─── Material shown

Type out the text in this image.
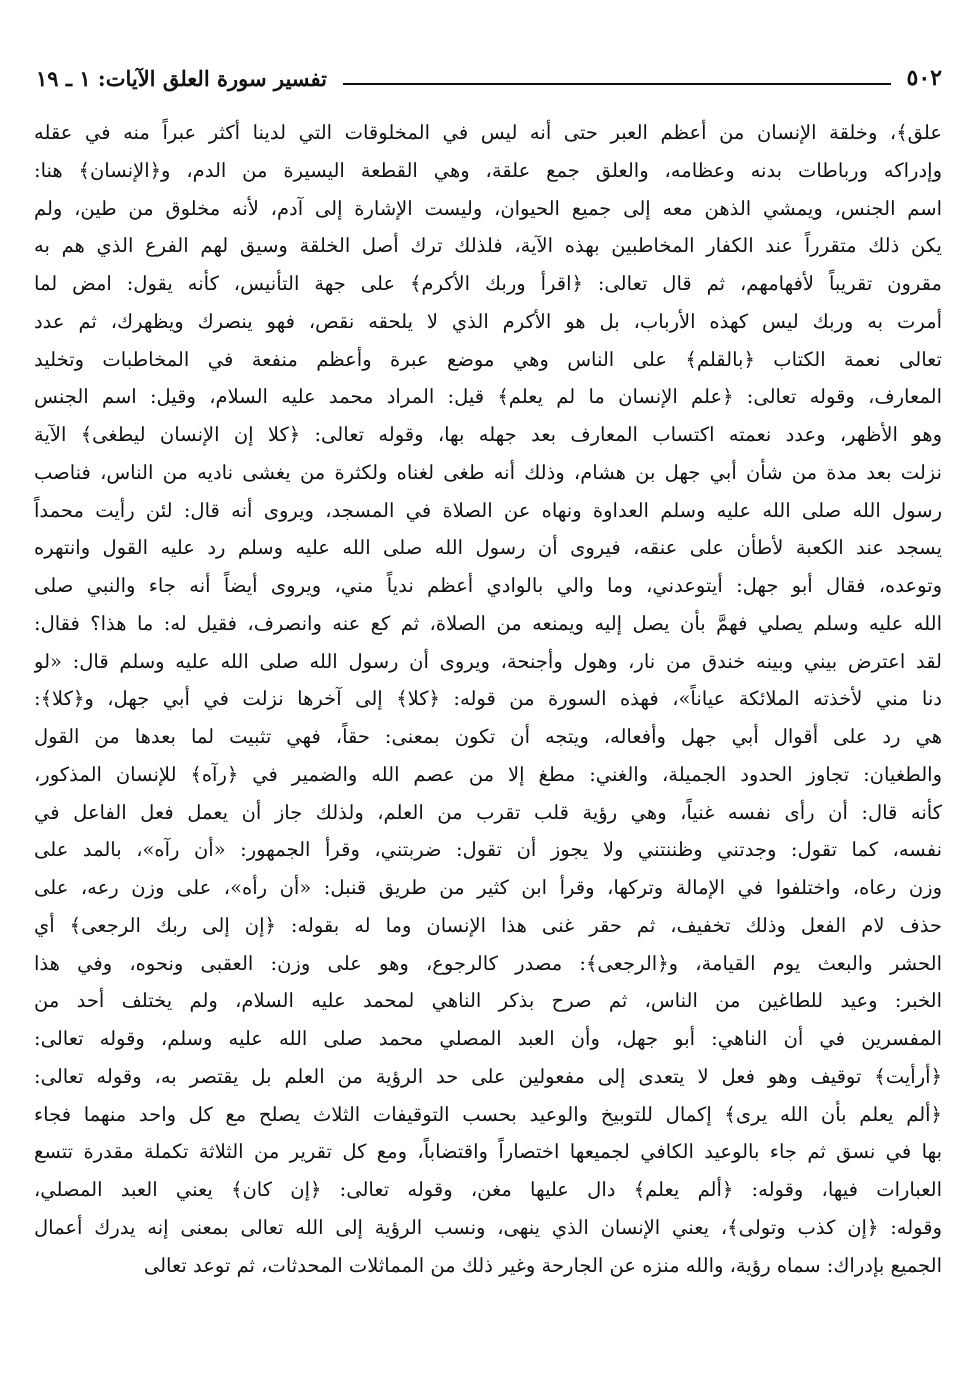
٥٠٢
تفسير سورة العلق الآيات: ١ ـ ١٩
علق﴾، وخلقة الإنسان من أعظم العبر حتى أنه ليس في المخلوقات التي لدينا أكثر عبراً منه في عقله
وإدراكه ورباطات بدنه وعظامه، والعلق جمع علقة، وهي القطعة اليسيرة من الدم، و﴿الإنسان﴾ هنا:
اسم الجنس، ويمشي الذهن معه إلى جميع الحيوان، وليست الإشارة إلى آدم، لأنه مخلوق من طين، ولم
يكن ذلك متقرراً عند الكفار المخاطبين بهذه الآية، فلذلك ترك أصل الخلقة وسيق لهم الفرع الذي هم به
مقرون تقريباً لأفهامهم، ثم قال تعالى: ﴿اقرأ وربك الأكرم﴾ على جهة التأنيس، كأنه يقول: امض لما
أمرت به وربك ليس كهذه الأرباب، بل هو الأكرم الذي لا يلحقه نقص، فهو ينصرك ويظهرك، ثم عدد
تعالى نعمة الكتاب ﴿بالقلم﴾ على الناس وهي موضع عبرة وأعظم منفعة في المخاطبات وتخليد
المعارف، وقوله تعالى: ﴿علم الإنسان ما لم يعلم﴾ قيل: المراد محمد عليه السلام، وقيل: اسم الجنس
وهو الأظهر، وعدد نعمته اكتساب المعارف بعد جهله بها، وقوله تعالى: ﴿كلا إن الإنسان ليطغى﴾ الآية
نزلت بعد مدة من شأن أبي جهل بن هشام، وذلك أنه طغى لغناه ولكثرة من يغشى ناديه من الناس، فناصب
رسول الله صلى الله عليه وسلم العداوة ونهاه عن الصلاة في المسجد، ويروى أنه قال: لئن رأيت محمداً
يسجد عند الكعبة لأطأن على عنقه، فيروى أن رسول الله صلى الله عليه وسلم رد عليه القول وانتهره
وتوعده، فقال أبو جهل: أيتوعدني، وما والي بالوادي أعظم ندياً مني، ويروى أيضاً أنه جاء والنبي صلى
الله عليه وسلم يصلي فهمَّ بأن يصل إليه ويمنعه من الصلاة، ثم كع عنه وانصرف، فقيل له: ما هذا؟ فقال:
لقد اعترض بيني وبينه خندق من نار، وهول وأجنحة، ويروى أن رسول الله صلى الله عليه وسلم قال: «لو
دنا مني لأخذته الملائكة عياناً»، فهذه السورة من قوله: ﴿كلا﴾ إلى آخرها نزلت في أبي جهل، و﴿كلا﴾:
هي رد على أقوال أبي جهل وأفعاله، ويتجه أن تكون بمعنى: حقاً، فهي تثبيت لما بعدها من القول
والطغيان: تجاوز الحدود الجميلة، والغني: مطغ إلا من عصم الله والضمير في ﴿رآه﴾ للإنسان المذكور،
كأنه قال: أن رأى نفسه غنياً، وهي رؤية قلب تقرب من العلم، ولذلك جاز أن يعمل فعل الفاعل في
نفسه، كما تقول: وجدتني وظننتني ولا يجوز أن تقول: ضربتني، وقرأ الجمهور: «أن رآه»، بالمد على
وزن رعاه، واختلفوا في الإمالة وتركها، وقرأ ابن كثير من طريق قنبل: «أن رأه»، على وزن رعه، على
حذف لام الفعل وذلك تخفيف، ثم حقر غنى هذا الإنسان وما له بقوله: ﴿إن إلى ربك الرجعى﴾ أي
الحشر والبعث يوم القيامة، و﴿الرجعى﴾: مصدر كالرجوع، وهو على وزن: العقبى ونحوه، وفي هذا
الخبر: وعيد للطاغين من الناس، ثم صرح بذكر الناهي لمحمد عليه السلام، ولم يختلف أحد من
المفسرين في أن الناهي: أبو جهل، وأن العبد المصلي محمد صلى الله عليه وسلم، وقوله تعالى:
﴿أرأيت﴾ توقيف وهو فعل لا يتعدى إلى مفعولين على حد الرؤية من العلم بل يقتصر به، وقوله تعالى:
﴿ألم يعلم بأن الله يرى﴾ إكمال للتوبيخ والوعيد بحسب التوقيفات الثلاث يصلح مع كل واحد منهما فجاء
بها في نسق ثم جاء بالوعيد الكافي لجميعها اختصاراً واقتضاباً، ومع كل تقرير من الثلاثة تكملة مقدرة تتسع
العبارات فيها، وقوله: ﴿ألم يعلم﴾ دال عليها مغن، وقوله تعالى: ﴿إن كان﴾ يعني العبد المصلي،
وقوله: ﴿إن كذب وتولى﴾، يعني الإنسان الذي ينهى، ونسب الرؤية إلى الله تعالى بمعنى إنه يدرك أعمال
الجميع بإدراك: سماه رؤية، والله منزه عن الجارحة وغير ذلك من المماثلات المحدثات، ثم توعد تعالى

──────

Look through the entries and find each line that has the string "ويروى". Copy those lines.

Final answer:
رسول الله صلى الله عليه وسلم العداوة ونهاه عن الصلاة في المسجد، ويروى أنه قال: لئن رأيت محمداً
وتوعده، فقال أبو جهل: أيتوعدني، وما والي بالوادي أعظم ندياً مني، ويروى أيضاً أنه جاء والنبي صلى
لقد اعترض بيني وبينه خندق من نار، وهول وأجنحة، ويروى أن رسول الله صلى الله عليه وسلم قال: «لو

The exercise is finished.